Identify the lines containing the word "Boulogne". Copy each one.

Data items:
---*---

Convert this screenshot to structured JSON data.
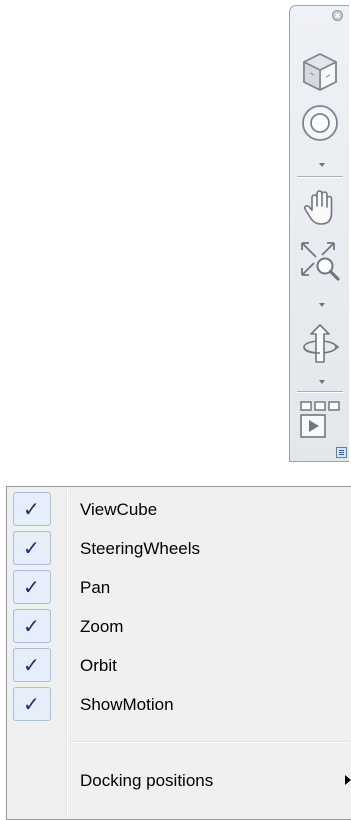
{
  "navbar": {
    "tools": [
      {
        "icon": "viewcube-icon"
      },
      {
        "icon": "steering-wheels-icon"
      },
      {
        "icon": "pan-hand-icon"
      },
      {
        "icon": "zoom-extents-icon"
      },
      {
        "icon": "orbit-icon"
      },
      {
        "icon": "showmotion-icon"
      }
    ]
  },
  "menu": {
    "items": [
      {
        "label": "ViewCube",
        "checked": true,
        "check": "✓"
      },
      {
        "label": "SteeringWheels",
        "checked": true,
        "check": "✓"
      },
      {
        "label": "Pan",
        "checked": true,
        "check": "✓"
      },
      {
        "label": "Zoom",
        "checked": true,
        "check": "✓"
      },
      {
        "label": "Orbit",
        "checked": true,
        "check": "✓"
      },
      {
        "label": "ShowMotion",
        "checked": true,
        "check": "✓"
      }
    ],
    "submenu": {
      "label": "Docking positions"
    }
  },
  "colors": {
    "check_bg": "#e5eef9",
    "check_border": "#a7bfdd",
    "menu_bg": "#f0f0f0",
    "toolbar_bg": "#e8ebef"
  }
}
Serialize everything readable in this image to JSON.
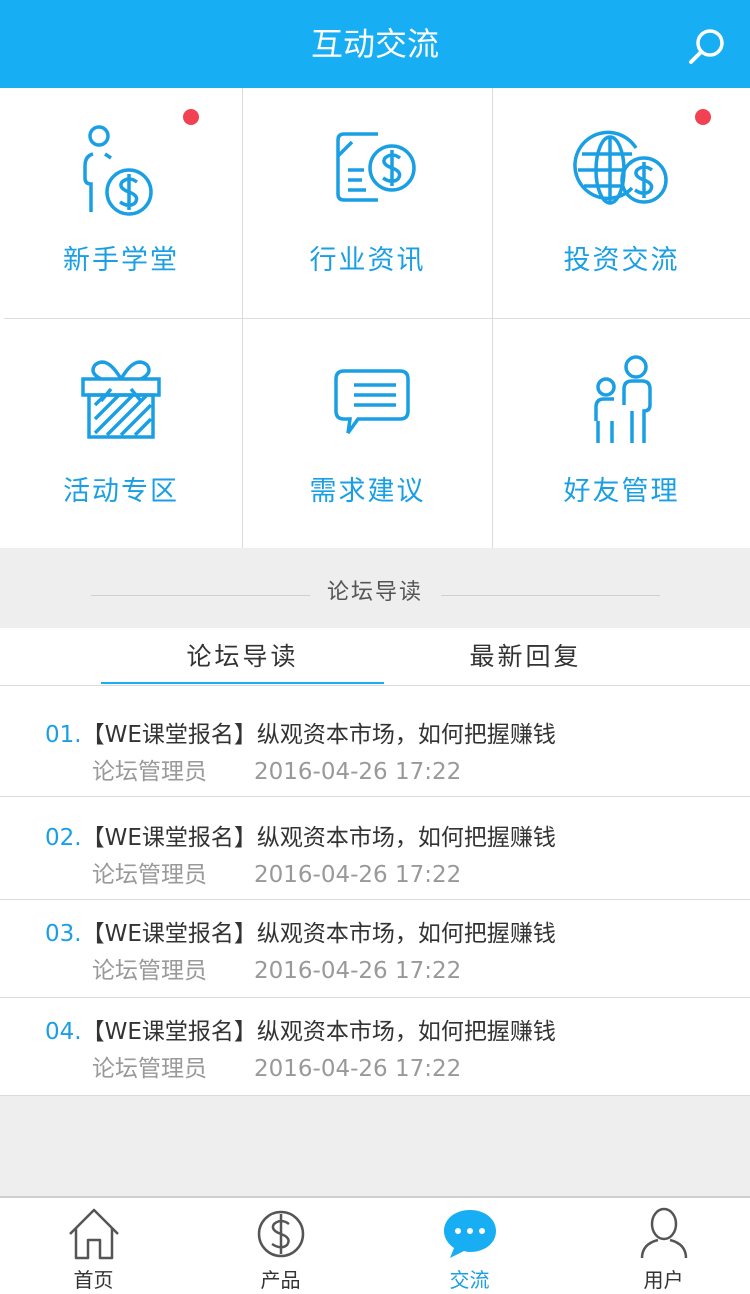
{
  "header": {
    "title": "互动交流",
    "search_icon": "search-icon"
  },
  "grid": [
    {
      "label": "新手学堂",
      "icon": "person-dollar-icon",
      "badge": true
    },
    {
      "label": "行业资讯",
      "icon": "document-dollar-icon",
      "badge": false
    },
    {
      "label": "投资交流",
      "icon": "globe-dollar-icon",
      "badge": true
    },
    {
      "label": "活动专区",
      "icon": "gift-icon",
      "badge": false
    },
    {
      "label": "需求建议",
      "icon": "message-bubble-icon",
      "badge": false
    },
    {
      "label": "好友管理",
      "icon": "friends-icon",
      "badge": false
    }
  ],
  "section": {
    "title": "论坛导读"
  },
  "tabs": [
    {
      "label": "论坛导读",
      "active": true
    },
    {
      "label": "最新回复",
      "active": false
    }
  ],
  "posts": [
    {
      "num": "01.",
      "title": "【WE课堂报名】纵观资本市场，如何把握赚钱",
      "author": "论坛管理员",
      "time": "2016-04-26  17:22"
    },
    {
      "num": "02.",
      "title": "【WE课堂报名】纵观资本市场，如何把握赚钱",
      "author": "论坛管理员",
      "time": "2016-04-26  17:22"
    },
    {
      "num": "03.",
      "title": "【WE课堂报名】纵观资本市场，如何把握赚钱",
      "author": "论坛管理员",
      "time": "2016-04-26  17:22"
    },
    {
      "num": "04.",
      "title": "【WE课堂报名】纵观资本市场，如何把握赚钱",
      "author": "论坛管理员",
      "time": "2016-04-26  17:22"
    }
  ],
  "tabbar": [
    {
      "label": "首页",
      "icon": "home-icon",
      "active": false
    },
    {
      "label": "产品",
      "icon": "dollar-icon",
      "active": false
    },
    {
      "label": "交流",
      "icon": "chat-icon",
      "active": true
    },
    {
      "label": "用户",
      "icon": "user-icon",
      "active": false
    }
  ],
  "colors": {
    "brand": "#17aef3",
    "accent_text": "#1a9fe4",
    "badge": "#f24252"
  }
}
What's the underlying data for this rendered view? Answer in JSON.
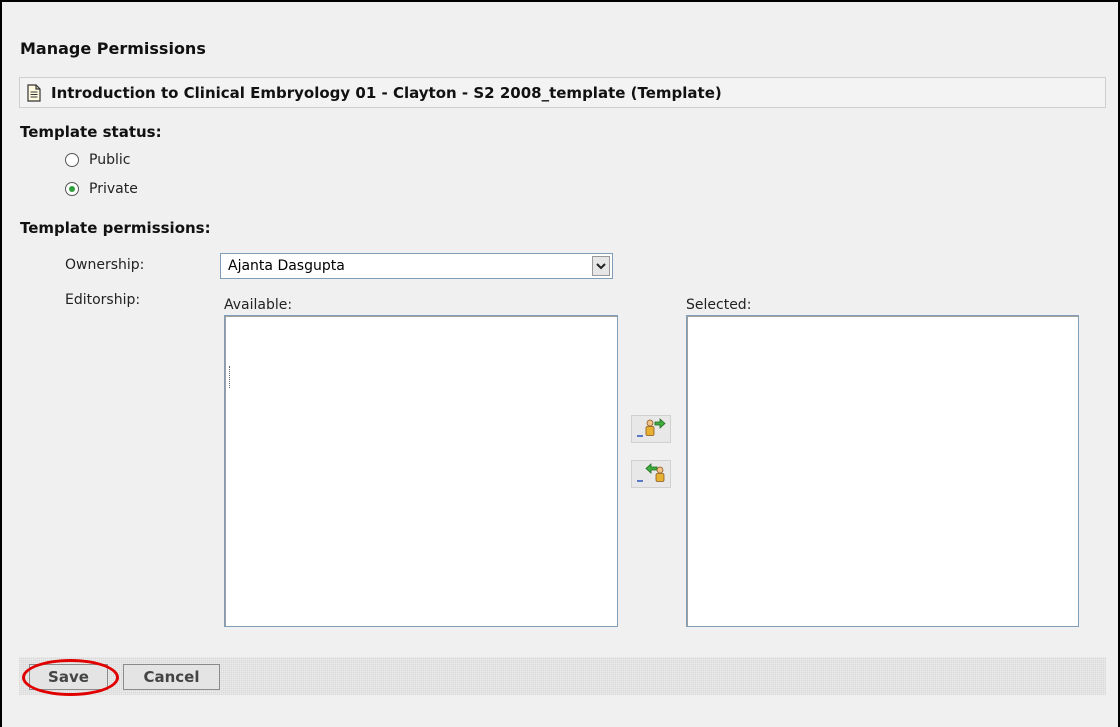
{
  "page": {
    "title": "Manage Permissions",
    "template_name": "Introduction to Clinical Embryology 01 - Clayton - S2 2008_template (Template)"
  },
  "status": {
    "heading": "Template status:",
    "options": [
      {
        "label": "Public",
        "checked": false
      },
      {
        "label": "Private",
        "checked": true
      }
    ]
  },
  "permissions": {
    "heading": "Template permissions:",
    "ownership_label": "Ownership:",
    "ownership_value": "Ajanta Dasgupta",
    "editorship_label": "Editorship:",
    "available_label": "Available:",
    "selected_label": "Selected:",
    "available_items": [],
    "selected_items": []
  },
  "actions": {
    "save_label": "Save",
    "cancel_label": "Cancel"
  },
  "icons": {
    "header": "document-icon",
    "add": "add-user-icon",
    "remove": "remove-user-icon",
    "dropdown": "chevron-down-icon"
  },
  "colors": {
    "radio_checked": "#2f9f3b",
    "highlight": "#e00000",
    "field_border": "#7f9db9"
  }
}
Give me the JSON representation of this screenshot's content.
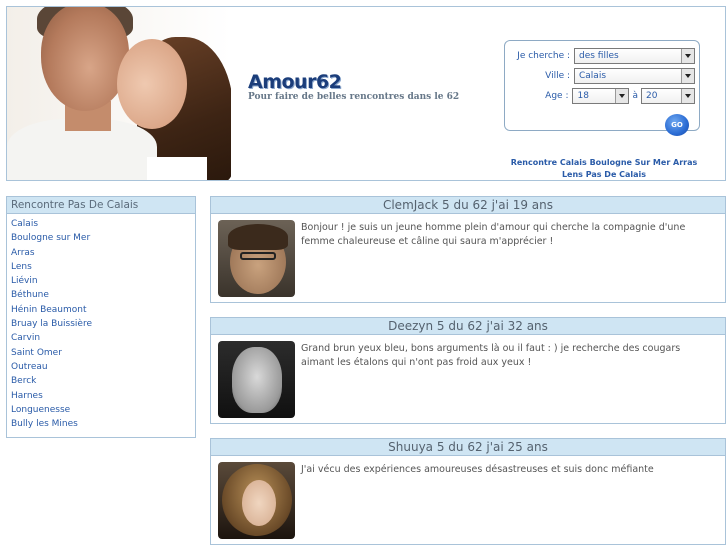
{
  "header": {
    "logo": "Amour62",
    "slogan": "Pour faire de belles rencontres dans le 62",
    "search": {
      "je_cherche_label": "Je cherche :",
      "je_cherche_value": "des filles",
      "ville_label": "Ville :",
      "ville_value": "Calais",
      "age_label": "Age :",
      "age_from": "18",
      "age_sep": "à",
      "age_to": "20",
      "go_label": "GO"
    },
    "link": "Rencontre Calais Boulogne Sur Mer Arras Lens Pas De Calais"
  },
  "sidebar": {
    "title": "Rencontre Pas De Calais",
    "items": [
      "Calais",
      "Boulogne sur Mer",
      "Arras",
      "Lens",
      "Liévin",
      "Béthune",
      "Hénin Beaumont",
      "Bruay la Buissière",
      "Carvin",
      "Saint Omer",
      "Outreau",
      "Berck",
      "Harnes",
      "Longuenesse",
      "Bully les Mines"
    ]
  },
  "profiles": [
    {
      "title": "ClemJack 5 du 62 j'ai 19 ans",
      "text": "Bonjour !  je suis un jeune homme plein d'amour qui cherche la compagnie d'une femme chaleureuse et câline qui saura m'apprécier !"
    },
    {
      "title": "Deezyn 5 du 62 j'ai 32 ans",
      "text": "Grand brun yeux bleu, bons arguments là  ou il faut : )  je recherche des cougars aimant les étalons qui n'ont pas froid aux yeux !"
    },
    {
      "title": "Shuuya 5 du 62 j'ai 25 ans",
      "text": "J'ai vécu des expériences amoureuses désastreuses et suis donc méfiante"
    }
  ]
}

---*---

Response to this exercise:
    "link": "Rencontre Calais Boulogne Sur Mer Arras Lens Pas De Calais"
      "Boulogne sur Mer",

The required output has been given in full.